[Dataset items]
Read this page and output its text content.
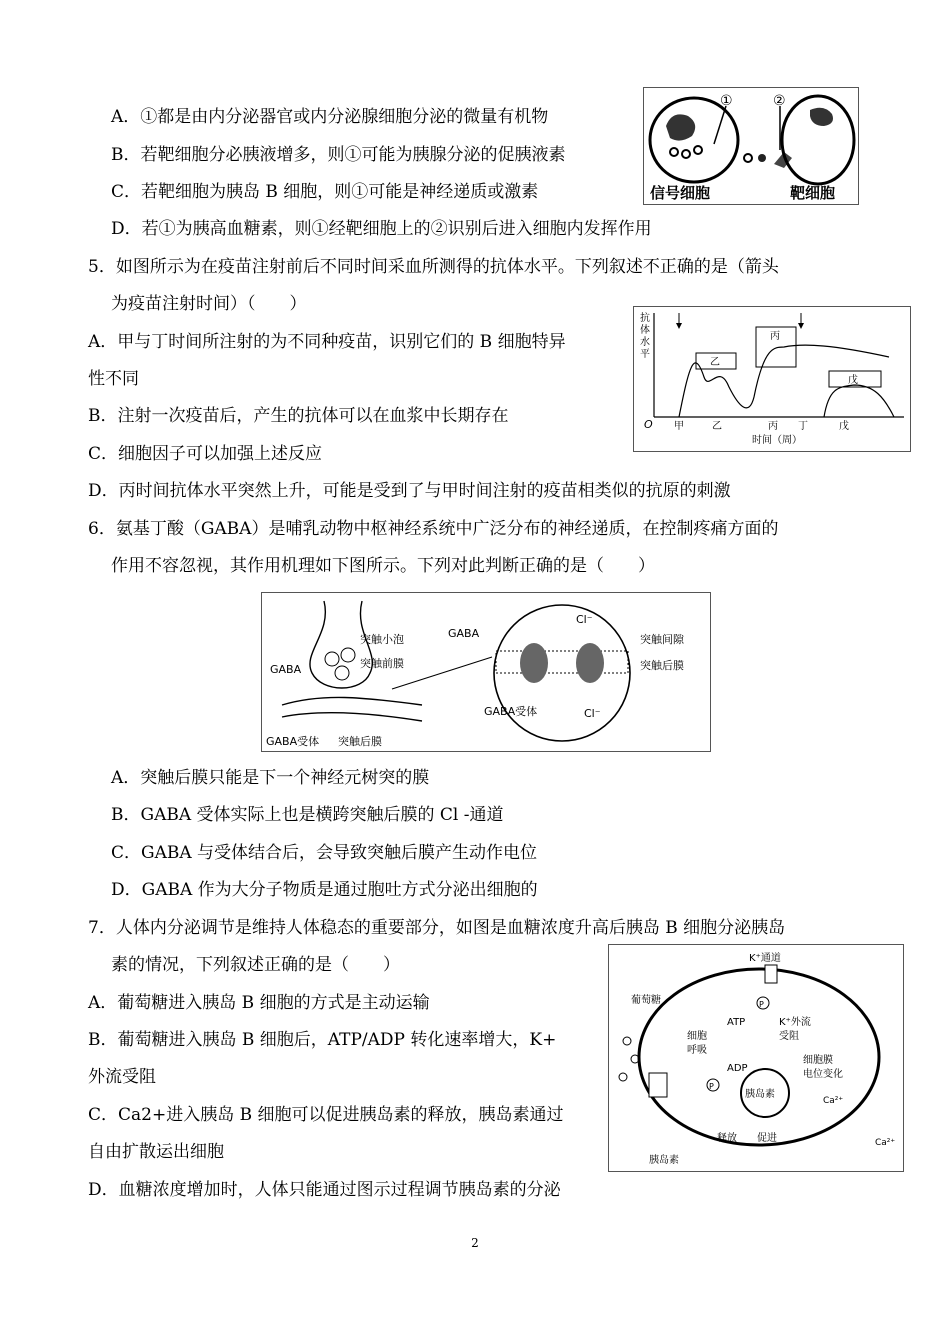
A．①都是由内分泌器官或内分泌腺细胞分泌的微量有机物
B．若靶细胞分必胰液增多，则①可能为胰腺分泌的促胰液素
C．若靶细胞为胰岛 B 细胞，则①可能是神经递质或激素
D．若①为胰高血糖素，则①经靶细胞上的②识别后进入细胞内发挥作用
5．如图所示为在疫苗注射前后不同时间采血所测得的抗体水平。下列叙述不正确的是（箭头
为疫苗注射时间）（　　）
A．甲与丁时间所注射的为不同种疫苗，识别它们的 B 细胞特异
性不同
B．注射一次疫苗后，产生的抗体可以在血浆中长期存在
C．细胞因子可以加强上述反应
D．丙时间抗体水平突然上升，可能是受到了与甲时间注射的疫苗相类似的抗原的刺激
6．氨基丁酸（GABA）是哺乳动物中枢神经系统中广泛分布的神经递质，在控制疼痛方面的
作用不容忽视，其作用机理如下图所示。下列对此判断正确的是（　　）
A．突触后膜只能是下一个神经元树突的膜
B．GABA 受体实际上也是横跨突触后膜的 Cl -通道
C．GABA 与受体结合后，会导致突触后膜产生动作电位
D．GABA 作为大分子物质是通过胞吐方式分泌出细胞的
7．人体内分泌调节是维持人体稳态的重要部分，如图是血糖浓度升高后胰岛 B 细胞分泌胰岛
素的情况，下列叙述正确的是（　　）
A．葡萄糖进入胰岛 B 细胞的方式是主动运输
B．葡萄糖进入胰岛 B 细胞后，ATP/ADP 转化速率增大，K+
外流受阻
C．Ca2+进入胰岛 B 细胞可以促进胰岛素的释放，胰岛素通过
自由扩散运出细胞
D．血糖浓度增加时，人体只能通过图示过程调节胰岛素的分泌
①	②
信号细胞	靶细胞
抗
体
水
平
O
乙
丙
戊
甲	乙	丙 丁	戊
时间（周）
突触小泡
突触前膜
GABA
GABA受体 突触后膜
GABA
Cl⁻
Cl⁻
突触间隙
突触后膜
GABA受体
K⁺通道
葡萄糖
细胞
呼吸
ATP
ADP
P
P
K⁺外流
受阻
细胞膜
电位变化
胰岛素
Ca²⁺
Ca²⁺
释放 促进
胰岛素
2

● Directions:
Give only the number of lines in the entries above that hold the string "葡萄糖进入胰岛".

● Reply to the task:
2